**TASK REQUIREMENTS:** The listing below should be printed exactly, every line of it. Skip the pictures.
#####
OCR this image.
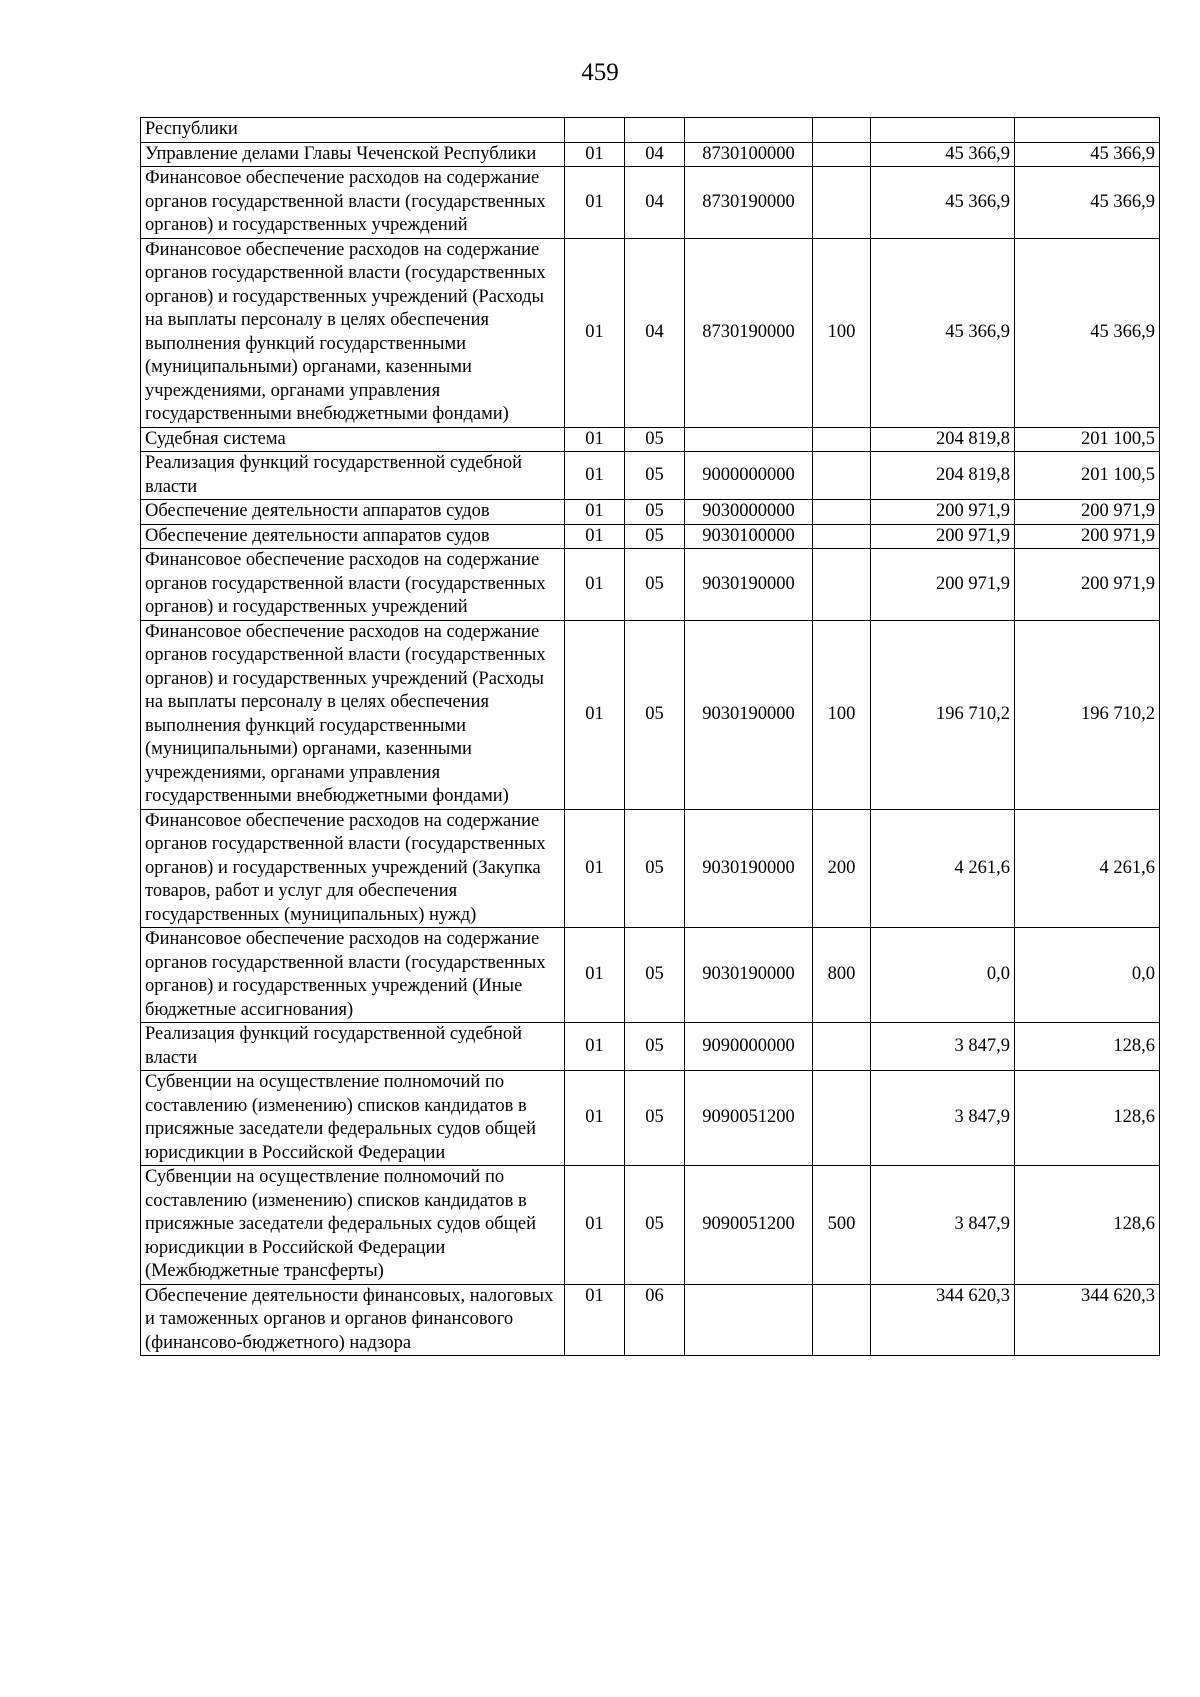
459
Республики						
Управление делами Главы Чеченской Республики	01	04	8730100000		45 366,9	45 366,9
Финансовое обеспечение расходов на содержание органов государственной власти (государственных органов) и государственных учреждений	01	04	8730190000		45 366,9	45 366,9
Финансовое обеспечение расходов на содержание органов государственной власти (государственных органов) и государственных учреждений (Расходы на выплаты персоналу в целях обеспечения выполнения функций государственными (муниципальными) органами, казенными учреждениями, органами управления государственными внебюджетными фондами)	01	04	8730190000	100	45 366,9	45 366,9
Судебная система	01	05			204 819,8	201 100,5
Реализация функций государственной судебной власти	01	05	9000000000		204 819,8	201 100,5
Обеспечение деятельности аппаратов судов	01	05	9030000000		200 971,9	200 971,9
Обеспечение деятельности аппаратов судов	01	05	9030100000		200 971,9	200 971,9
Финансовое обеспечение расходов на содержание органов государственной власти (государственных органов) и государственных учреждений	01	05	9030190000		200 971,9	200 971,9
Финансовое обеспечение расходов на содержание органов государственной власти (государственных органов) и государственных учреждений (Расходы на выплаты персоналу в целях обеспечения выполнения функций государственными (муниципальными) органами, казенными учреждениями, органами управления государственными внебюджетными фондами)	01	05	9030190000	100	196 710,2	196 710,2
Финансовое обеспечение расходов на содержание органов государственной власти (государственных органов) и государственных учреждений (Закупка товаров, работ и услуг для обеспечения государственных (муниципальных) нужд)	01	05	9030190000	200	4 261,6	4 261,6
Финансовое обеспечение расходов на содержание органов государственной власти (государственных органов) и государственных учреждений (Иные бюджетные ассигнования)	01	05	9030190000	800	0,0	0,0
Реализация функций государственной судебной власти	01	05	9090000000		3 847,9	128,6
Субвенции на осуществление полномочий по составлению (изменению) списков кандидатов в присяжные заседатели федеральных судов общей юрисдикции в Российской Федерации	01	05	9090051200		3 847,9	128,6
Субвенции на осуществление полномочий по составлению (изменению) списков кандидатов в присяжные заседатели федеральных судов общей юрисдикции в Российской Федерации (Межбюджетные трансферты)	01	05	9090051200	500	3 847,9	128,6
Обеспечение деятельности финансовых, налоговых и таможенных органов и органов финансового (финансово-бюджетного) надзора	01	06			344 620,3	344 620,3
#####
**THE RESPONSE:**
OCR this image.
459
Республики						
Управление делами Главы Чеченской Республики	01	04	8730100000		45 366,9	45 366,9
Финансовое обеспечение расходов на содержание органов государственной власти (государственных органов) и государственных учреждений	01	04	8730190000		45 366,9	45 366,9
Финансовое обеспечение расходов на содержание органов государственной власти (государственных органов) и государственных учреждений (Расходы на выплаты персоналу в целях обеспечения выполнения функций государственными (муниципальными) органами, казенными учреждениями, органами управления государственными внебюджетными фондами)	01	04	8730190000	100	45 366,9	45 366,9
Судебная система	01	05			204 819,8	201 100,5
Реализация функций государственной судебной власти	01	05	9000000000		204 819,8	201 100,5
Обеспечение деятельности аппаратов судов	01	05	9030000000		200 971,9	200 971,9
Обеспечение деятельности аппаратов судов	01	05	9030100000		200 971,9	200 971,9
Финансовое обеспечение расходов на содержание органов государственной власти (государственных органов) и государственных учреждений	01	05	9030190000		200 971,9	200 971,9
Финансовое обеспечение расходов на содержание органов государственной власти (государственных органов) и государственных учреждений (Расходы на выплаты персоналу в целях обеспечения выполнения функций государственными (муниципальными) органами, казенными учреждениями, органами управления государственными внебюджетными фондами)	01	05	9030190000	100	196 710,2	196 710,2
Финансовое обеспечение расходов на содержание органов государственной власти (государственных органов) и государственных учреждений (Закупка товаров, работ и услуг для обеспечения государственных (муниципальных) нужд)	01	05	9030190000	200	4 261,6	4 261,6
Финансовое обеспечение расходов на содержание органов государственной власти (государственных органов) и государственных учреждений (Иные бюджетные ассигнования)	01	05	9030190000	800	0,0	0,0
Реализация функций государственной судебной власти	01	05	9090000000		3 847,9	128,6
Субвенции на осуществление полномочий по составлению (изменению) списков кандидатов в присяжные заседатели федеральных судов общей юрисдикции в Российской Федерации	01	05	9090051200		3 847,9	128,6
Субвенции на осуществление полномочий по составлению (изменению) списков кандидатов в присяжные заседатели федеральных судов общей юрисдикции в Российской Федерации (Межбюджетные трансферты)	01	05	9090051200	500	3 847,9	128,6
Обеспечение деятельности финансовых, налоговых и таможенных органов и органов финансового (финансово-бюджетного) надзора	01	06			344 620,3	344 620,3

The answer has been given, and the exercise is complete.